▶ _REQUIREMENT_
Restate the full listing word for word and leave the pictures out.

····················

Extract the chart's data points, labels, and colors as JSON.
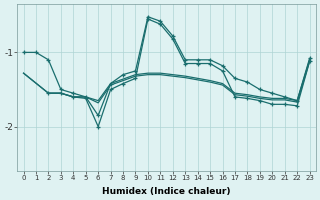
{
  "xlabel": "Humidex (Indice chaleur)",
  "background_color": "#dff2f2",
  "grid_color": "#afd4d4",
  "line_color": "#1a6e6e",
  "xlim": [
    -0.5,
    23.5
  ],
  "ylim": [
    -2.6,
    -0.35
  ],
  "yticks": [
    -2,
    -1
  ],
  "xticks": [
    0,
    1,
    2,
    3,
    4,
    5,
    6,
    7,
    8,
    9,
    10,
    11,
    12,
    13,
    14,
    15,
    16,
    17,
    18,
    19,
    20,
    21,
    22,
    23
  ],
  "line1_x": [
    0,
    1,
    2,
    3,
    4,
    5,
    6,
    7,
    8,
    9,
    10,
    11,
    12,
    13,
    14,
    15,
    16,
    17,
    18,
    19,
    20,
    21,
    22,
    23
  ],
  "line1_y": [
    -1.0,
    -1.0,
    -1.1,
    -1.5,
    -1.55,
    -1.6,
    -1.85,
    -1.42,
    -1.3,
    -1.25,
    -0.52,
    -0.58,
    -0.78,
    -1.1,
    -1.1,
    -1.1,
    -1.18,
    -1.35,
    -1.4,
    -1.5,
    -1.55,
    -1.6,
    -1.65,
    -1.08
  ],
  "line2_x": [
    2,
    3,
    4,
    5,
    6,
    7,
    8,
    9,
    10,
    11,
    12,
    13,
    14,
    15,
    16,
    17,
    18,
    19,
    20,
    21,
    22,
    23
  ],
  "line2_y": [
    -1.55,
    -1.55,
    -1.6,
    -1.62,
    -2.0,
    -1.5,
    -1.42,
    -1.35,
    -0.55,
    -0.62,
    -0.82,
    -1.15,
    -1.15,
    -1.15,
    -1.25,
    -1.6,
    -1.62,
    -1.65,
    -1.7,
    -1.7,
    -1.72,
    -1.12
  ],
  "line3_x": [
    0,
    2,
    3,
    4,
    5,
    6,
    7,
    8,
    9,
    10,
    11,
    12,
    13,
    14,
    15,
    16,
    17,
    18,
    19,
    20,
    21,
    22,
    23
  ],
  "line3_y": [
    -1.28,
    -1.55,
    -1.55,
    -1.6,
    -1.6,
    -1.65,
    -1.42,
    -1.36,
    -1.3,
    -1.28,
    -1.28,
    -1.3,
    -1.32,
    -1.35,
    -1.38,
    -1.42,
    -1.55,
    -1.57,
    -1.6,
    -1.62,
    -1.62,
    -1.65,
    -1.1
  ],
  "line4_x": [
    0,
    2,
    3,
    4,
    5,
    6,
    7,
    8,
    9,
    10,
    11,
    12,
    13,
    14,
    15,
    16,
    17,
    18,
    19,
    20,
    21,
    22,
    23
  ],
  "line4_y": [
    -1.28,
    -1.55,
    -1.55,
    -1.6,
    -1.6,
    -1.68,
    -1.44,
    -1.38,
    -1.32,
    -1.3,
    -1.3,
    -1.32,
    -1.34,
    -1.37,
    -1.4,
    -1.44,
    -1.57,
    -1.59,
    -1.62,
    -1.64,
    -1.64,
    -1.67,
    -1.12
  ]
}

····················

▶ _WRITTEN SOLUTION_
Extract the chart's data points, labels, and colors as JSON.
{
  "xlabel": "Humidex (Indice chaleur)",
  "background_color": "#dff2f2",
  "grid_color": "#afd4d4",
  "line_color": "#1a6e6e",
  "xlim": [
    -0.5,
    23.5
  ],
  "ylim": [
    -2.6,
    -0.35
  ],
  "yticks": [
    -2,
    -1
  ],
  "xticks": [
    0,
    1,
    2,
    3,
    4,
    5,
    6,
    7,
    8,
    9,
    10,
    11,
    12,
    13,
    14,
    15,
    16,
    17,
    18,
    19,
    20,
    21,
    22,
    23
  ],
  "line1_x": [
    0,
    1,
    2,
    3,
    4,
    5,
    6,
    7,
    8,
    9,
    10,
    11,
    12,
    13,
    14,
    15,
    16,
    17,
    18,
    19,
    20,
    21,
    22,
    23
  ],
  "line1_y": [
    -1.0,
    -1.0,
    -1.1,
    -1.5,
    -1.55,
    -1.6,
    -1.85,
    -1.42,
    -1.3,
    -1.25,
    -0.52,
    -0.58,
    -0.78,
    -1.1,
    -1.1,
    -1.1,
    -1.18,
    -1.35,
    -1.4,
    -1.5,
    -1.55,
    -1.6,
    -1.65,
    -1.08
  ],
  "line2_x": [
    2,
    3,
    4,
    5,
    6,
    7,
    8,
    9,
    10,
    11,
    12,
    13,
    14,
    15,
    16,
    17,
    18,
    19,
    20,
    21,
    22,
    23
  ],
  "line2_y": [
    -1.55,
    -1.55,
    -1.6,
    -1.62,
    -2.0,
    -1.5,
    -1.42,
    -1.35,
    -0.55,
    -0.62,
    -0.82,
    -1.15,
    -1.15,
    -1.15,
    -1.25,
    -1.6,
    -1.62,
    -1.65,
    -1.7,
    -1.7,
    -1.72,
    -1.12
  ],
  "line3_x": [
    0,
    2,
    3,
    4,
    5,
    6,
    7,
    8,
    9,
    10,
    11,
    12,
    13,
    14,
    15,
    16,
    17,
    18,
    19,
    20,
    21,
    22,
    23
  ],
  "line3_y": [
    -1.28,
    -1.55,
    -1.55,
    -1.6,
    -1.6,
    -1.65,
    -1.42,
    -1.36,
    -1.3,
    -1.28,
    -1.28,
    -1.3,
    -1.32,
    -1.35,
    -1.38,
    -1.42,
    -1.55,
    -1.57,
    -1.6,
    -1.62,
    -1.62,
    -1.65,
    -1.1
  ],
  "line4_x": [
    0,
    2,
    3,
    4,
    5,
    6,
    7,
    8,
    9,
    10,
    11,
    12,
    13,
    14,
    15,
    16,
    17,
    18,
    19,
    20,
    21,
    22,
    23
  ],
  "line4_y": [
    -1.28,
    -1.55,
    -1.55,
    -1.6,
    -1.6,
    -1.68,
    -1.44,
    -1.38,
    -1.32,
    -1.3,
    -1.3,
    -1.32,
    -1.34,
    -1.37,
    -1.4,
    -1.44,
    -1.57,
    -1.59,
    -1.62,
    -1.64,
    -1.64,
    -1.67,
    -1.12
  ]
}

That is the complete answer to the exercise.